■ **Set exercise**
Set down all of the entries word for word, omitting the images they contain.

start Supplied records

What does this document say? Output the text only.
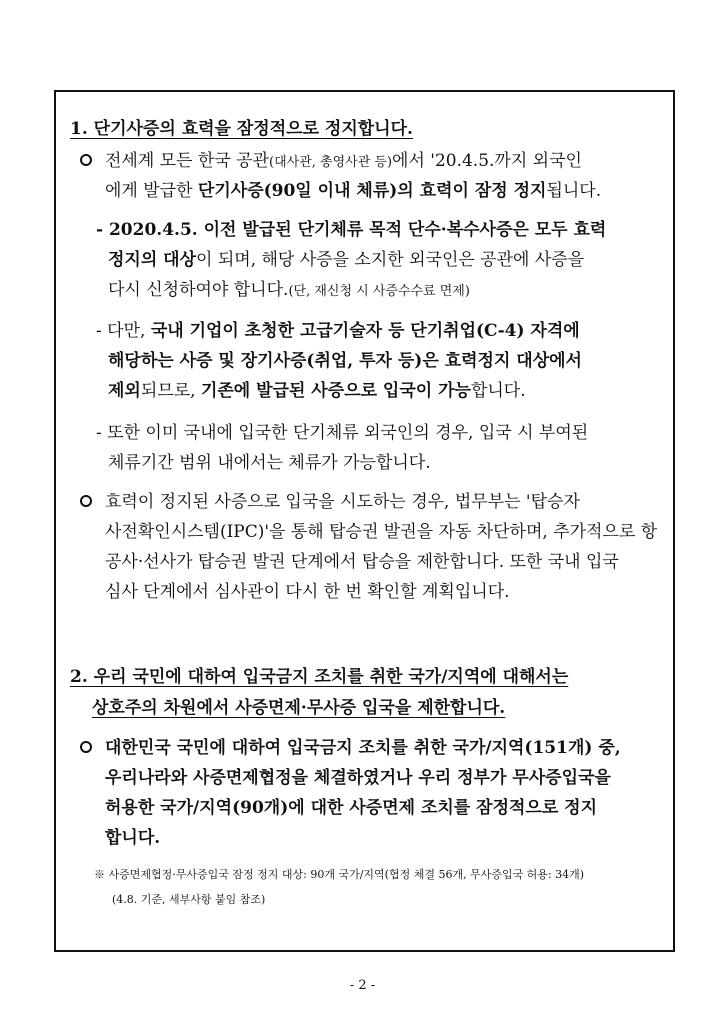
1. 단기사증의 효력을 잠정적으로 정지합니다.
전세계 모든 한국 공관(대사관, 총영사관 등)에서 '20.4.5.까지 외국인
에게 발급한 단기사증(90일 이내 체류)의 효력이 잠정 정지됩니다.
- 2020.4.5. 이전 발급된 단기체류 목적 단수·복수사증은 모두 효력
정지의 대상이 되며, 해당 사증을 소지한 외국인은 공관에 사증을
다시 신청하여야 합니다.(단, 재신청 시 사증수수료 면제)
- 다만, 국내 기업이 초청한 고급기술자 등 단기취업(C-4) 자격에
해당하는 사증 및 장기사증(취업, 투자 등)은 효력정지 대상에서
제외되므로, 기존에 발급된 사증으로 입국이 가능합니다.
- 또한 이미 국내에 입국한 단기체류 외국인의 경우, 입국 시 부여된
체류기간 범위 내에서는 체류가 가능합니다.
효력이 정지된 사증으로 입국을 시도하는 경우, 법무부는 '탑승자
사전확인시스템(IPC)'을 통해 탑승권 발권을 자동 차단하며, 추가적으로 항
공사·선사가 탑승권 발권 단계에서 탑승을 제한합니다. 또한 국내 입국
심사 단계에서 심사관이 다시 한 번 확인할 계획입니다.
2. 우리 국민에 대하여 입국금지 조치를 취한 국가/지역에 대해서는
상호주의 차원에서 사증면제·무사증 입국을 제한합니다.
대한민국 국민에 대하여 입국금지 조치를 취한 국가/지역(151개) 중,
우리나라와 사증면제협정을 체결하였거나 우리 정부가 무사증입국을
허용한 국가/지역(90개)에 대한 사증면제 조치를 잠정적으로 정지
합니다.
※ 사증면제협정·무사증입국 잠정 정지 대상: 90개 국가/지역(협정 체결 56개, 무사증입국 허용: 34개)
(4.8. 기준, 세부사항 붙임 참조)
- 2 -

end Supplied records

■ **Reply to the task**
What does this document say? Output the text only.
1. 단기사증의 효력을 잠정적으로 정지합니다.
전세계 모든 한국 공관(대사관, 총영사관 등)에서 '20.4.5.까지 외국인
에게 발급한 단기사증(90일 이내 체류)의 효력이 잠정 정지됩니다.
- 2020.4.5. 이전 발급된 단기체류 목적 단수·복수사증은 모두 효력
정지의 대상이 되며, 해당 사증을 소지한 외국인은 공관에 사증을
다시 신청하여야 합니다.(단, 재신청 시 사증수수료 면제)
- 다만, 국내 기업이 초청한 고급기술자 등 단기취업(C-4) 자격에
해당하는 사증 및 장기사증(취업, 투자 등)은 효력정지 대상에서
제외되므로, 기존에 발급된 사증으로 입국이 가능합니다.
- 또한 이미 국내에 입국한 단기체류 외국인의 경우, 입국 시 부여된
체류기간 범위 내에서는 체류가 가능합니다.
효력이 정지된 사증으로 입국을 시도하는 경우, 법무부는 '탑승자
사전확인시스템(IPC)'을 통해 탑승권 발권을 자동 차단하며, 추가적으로 항
공사·선사가 탑승권 발권 단계에서 탑승을 제한합니다. 또한 국내 입국
심사 단계에서 심사관이 다시 한 번 확인할 계획입니다.
2. 우리 국민에 대하여 입국금지 조치를 취한 국가/지역에 대해서는
상호주의 차원에서 사증면제·무사증 입국을 제한합니다.
대한민국 국민에 대하여 입국금지 조치를 취한 국가/지역(151개) 중,
우리나라와 사증면제협정을 체결하였거나 우리 정부가 무사증입국을
허용한 국가/지역(90개)에 대한 사증면제 조치를 잠정적으로 정지
합니다.
※ 사증면제협정·무사증입국 잠정 정지 대상: 90개 국가/지역(협정 체결 56개, 무사증입국 허용: 34개)
(4.8. 기준, 세부사항 붙임 참조)
- 2 -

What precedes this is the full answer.